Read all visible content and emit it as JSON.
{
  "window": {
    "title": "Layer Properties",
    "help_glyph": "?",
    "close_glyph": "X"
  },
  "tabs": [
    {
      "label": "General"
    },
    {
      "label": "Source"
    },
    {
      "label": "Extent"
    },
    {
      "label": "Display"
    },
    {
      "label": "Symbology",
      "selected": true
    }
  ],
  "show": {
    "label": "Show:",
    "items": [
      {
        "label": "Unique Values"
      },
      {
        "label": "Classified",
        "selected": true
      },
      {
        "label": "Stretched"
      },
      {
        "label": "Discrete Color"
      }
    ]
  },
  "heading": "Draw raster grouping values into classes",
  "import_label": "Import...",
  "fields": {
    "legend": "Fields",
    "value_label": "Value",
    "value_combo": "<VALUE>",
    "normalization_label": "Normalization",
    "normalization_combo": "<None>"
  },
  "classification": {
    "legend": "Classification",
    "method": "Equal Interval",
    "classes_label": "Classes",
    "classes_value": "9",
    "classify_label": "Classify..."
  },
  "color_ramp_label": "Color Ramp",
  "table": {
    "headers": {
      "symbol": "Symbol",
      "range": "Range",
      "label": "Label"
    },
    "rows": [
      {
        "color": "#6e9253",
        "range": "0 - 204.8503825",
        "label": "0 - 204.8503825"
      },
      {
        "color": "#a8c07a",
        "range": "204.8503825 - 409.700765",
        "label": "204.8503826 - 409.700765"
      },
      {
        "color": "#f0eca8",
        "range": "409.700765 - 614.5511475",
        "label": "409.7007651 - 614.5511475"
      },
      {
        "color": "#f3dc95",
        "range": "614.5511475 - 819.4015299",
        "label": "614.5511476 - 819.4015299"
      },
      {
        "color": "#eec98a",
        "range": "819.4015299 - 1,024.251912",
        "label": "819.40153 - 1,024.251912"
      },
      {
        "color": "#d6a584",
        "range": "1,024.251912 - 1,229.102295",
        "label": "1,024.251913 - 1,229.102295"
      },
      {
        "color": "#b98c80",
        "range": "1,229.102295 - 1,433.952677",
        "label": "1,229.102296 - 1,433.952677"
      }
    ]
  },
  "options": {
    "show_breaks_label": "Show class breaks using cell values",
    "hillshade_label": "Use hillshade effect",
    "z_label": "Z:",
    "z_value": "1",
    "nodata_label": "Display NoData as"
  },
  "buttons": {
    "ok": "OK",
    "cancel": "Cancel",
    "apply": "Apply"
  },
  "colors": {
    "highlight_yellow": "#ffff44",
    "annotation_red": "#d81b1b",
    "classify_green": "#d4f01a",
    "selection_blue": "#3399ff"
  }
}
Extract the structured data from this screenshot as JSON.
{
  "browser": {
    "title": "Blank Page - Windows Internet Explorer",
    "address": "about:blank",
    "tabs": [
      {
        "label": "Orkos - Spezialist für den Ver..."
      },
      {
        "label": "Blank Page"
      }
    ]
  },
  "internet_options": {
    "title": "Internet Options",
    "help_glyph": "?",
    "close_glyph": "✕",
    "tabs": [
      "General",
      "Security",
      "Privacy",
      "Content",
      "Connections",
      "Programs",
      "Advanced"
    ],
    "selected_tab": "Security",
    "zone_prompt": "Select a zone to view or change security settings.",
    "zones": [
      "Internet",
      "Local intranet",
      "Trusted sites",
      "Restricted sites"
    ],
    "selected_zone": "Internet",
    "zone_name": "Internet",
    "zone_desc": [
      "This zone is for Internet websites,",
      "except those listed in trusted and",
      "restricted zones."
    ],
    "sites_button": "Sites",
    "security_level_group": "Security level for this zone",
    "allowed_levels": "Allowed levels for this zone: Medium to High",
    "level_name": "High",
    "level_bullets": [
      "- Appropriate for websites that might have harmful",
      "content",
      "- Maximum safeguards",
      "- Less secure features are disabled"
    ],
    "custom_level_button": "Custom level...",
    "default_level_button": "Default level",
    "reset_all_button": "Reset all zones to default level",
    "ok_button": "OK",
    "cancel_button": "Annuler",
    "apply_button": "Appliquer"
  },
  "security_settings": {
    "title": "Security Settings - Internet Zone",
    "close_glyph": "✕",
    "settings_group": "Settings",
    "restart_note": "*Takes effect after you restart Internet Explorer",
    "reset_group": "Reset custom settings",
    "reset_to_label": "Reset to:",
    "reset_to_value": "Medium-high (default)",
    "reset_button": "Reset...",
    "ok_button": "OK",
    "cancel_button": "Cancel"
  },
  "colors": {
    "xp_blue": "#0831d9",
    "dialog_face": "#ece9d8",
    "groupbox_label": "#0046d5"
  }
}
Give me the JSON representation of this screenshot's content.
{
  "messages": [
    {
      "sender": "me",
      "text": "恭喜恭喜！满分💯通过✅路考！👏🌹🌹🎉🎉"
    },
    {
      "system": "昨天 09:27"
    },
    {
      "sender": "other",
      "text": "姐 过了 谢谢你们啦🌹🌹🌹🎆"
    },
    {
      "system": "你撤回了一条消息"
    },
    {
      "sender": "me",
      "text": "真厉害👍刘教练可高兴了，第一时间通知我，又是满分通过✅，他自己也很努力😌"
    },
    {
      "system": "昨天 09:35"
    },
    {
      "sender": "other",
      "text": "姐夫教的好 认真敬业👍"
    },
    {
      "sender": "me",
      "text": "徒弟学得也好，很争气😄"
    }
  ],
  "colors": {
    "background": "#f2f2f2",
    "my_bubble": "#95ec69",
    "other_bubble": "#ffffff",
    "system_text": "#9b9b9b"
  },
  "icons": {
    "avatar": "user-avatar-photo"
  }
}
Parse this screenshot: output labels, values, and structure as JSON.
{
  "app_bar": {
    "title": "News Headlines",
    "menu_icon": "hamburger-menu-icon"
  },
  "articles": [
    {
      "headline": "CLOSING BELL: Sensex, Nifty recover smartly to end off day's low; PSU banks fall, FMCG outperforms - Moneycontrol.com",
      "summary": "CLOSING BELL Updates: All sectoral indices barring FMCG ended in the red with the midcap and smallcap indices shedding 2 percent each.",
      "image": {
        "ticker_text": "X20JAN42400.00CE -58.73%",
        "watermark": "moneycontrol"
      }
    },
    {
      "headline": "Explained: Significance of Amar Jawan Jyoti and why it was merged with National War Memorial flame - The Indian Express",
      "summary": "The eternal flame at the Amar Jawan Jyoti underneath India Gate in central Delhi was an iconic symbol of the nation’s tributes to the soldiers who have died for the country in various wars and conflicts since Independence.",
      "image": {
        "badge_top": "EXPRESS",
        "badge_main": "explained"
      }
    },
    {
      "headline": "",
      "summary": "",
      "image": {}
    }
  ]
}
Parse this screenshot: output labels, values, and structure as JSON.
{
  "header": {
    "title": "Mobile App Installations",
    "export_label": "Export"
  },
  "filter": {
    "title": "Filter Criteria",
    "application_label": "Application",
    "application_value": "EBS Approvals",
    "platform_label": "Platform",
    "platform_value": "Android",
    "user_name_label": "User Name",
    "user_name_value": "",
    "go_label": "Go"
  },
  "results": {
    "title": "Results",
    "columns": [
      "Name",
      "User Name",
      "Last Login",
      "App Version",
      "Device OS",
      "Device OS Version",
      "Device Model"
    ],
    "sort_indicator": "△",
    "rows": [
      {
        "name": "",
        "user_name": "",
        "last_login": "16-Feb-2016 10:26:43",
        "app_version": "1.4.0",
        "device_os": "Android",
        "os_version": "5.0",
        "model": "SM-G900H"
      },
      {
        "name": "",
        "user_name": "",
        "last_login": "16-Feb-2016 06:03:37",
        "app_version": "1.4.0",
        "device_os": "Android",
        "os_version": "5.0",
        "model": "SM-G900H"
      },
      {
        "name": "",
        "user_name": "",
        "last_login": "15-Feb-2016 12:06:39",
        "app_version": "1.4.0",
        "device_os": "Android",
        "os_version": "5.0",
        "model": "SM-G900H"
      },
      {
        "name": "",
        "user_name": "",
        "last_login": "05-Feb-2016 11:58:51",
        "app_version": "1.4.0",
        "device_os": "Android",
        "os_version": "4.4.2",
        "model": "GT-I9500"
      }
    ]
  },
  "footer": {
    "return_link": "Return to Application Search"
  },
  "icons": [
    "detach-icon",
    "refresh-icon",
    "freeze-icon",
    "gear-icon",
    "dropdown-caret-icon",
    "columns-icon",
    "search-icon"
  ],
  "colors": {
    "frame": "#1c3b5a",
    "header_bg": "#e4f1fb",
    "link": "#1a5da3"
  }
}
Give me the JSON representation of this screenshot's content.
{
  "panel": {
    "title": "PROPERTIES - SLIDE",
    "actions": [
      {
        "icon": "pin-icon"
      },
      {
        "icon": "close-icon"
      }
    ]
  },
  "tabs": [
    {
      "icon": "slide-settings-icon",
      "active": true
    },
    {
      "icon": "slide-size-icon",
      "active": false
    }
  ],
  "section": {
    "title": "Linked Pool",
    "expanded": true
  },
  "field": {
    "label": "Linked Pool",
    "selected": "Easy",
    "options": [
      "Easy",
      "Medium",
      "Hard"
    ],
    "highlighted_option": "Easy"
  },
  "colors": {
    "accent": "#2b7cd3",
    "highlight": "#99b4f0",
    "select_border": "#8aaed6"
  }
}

------------------------------------------------

**Written problem:** Scan the data above; copy every line where "Jyoti" appears.

**Final answer:**
      "headline": "Explained: Significance of Amar Jawan Jyoti and why it was merged with National War Memorial flame - The Indian Express",
      "summary": "The eternal flame at the Amar Jawan Jyoti underneath India Gate in central Delhi was an iconic symbol of the nation’s tributes to the soldiers who have died for the country in various wars and conflicts since Independence.",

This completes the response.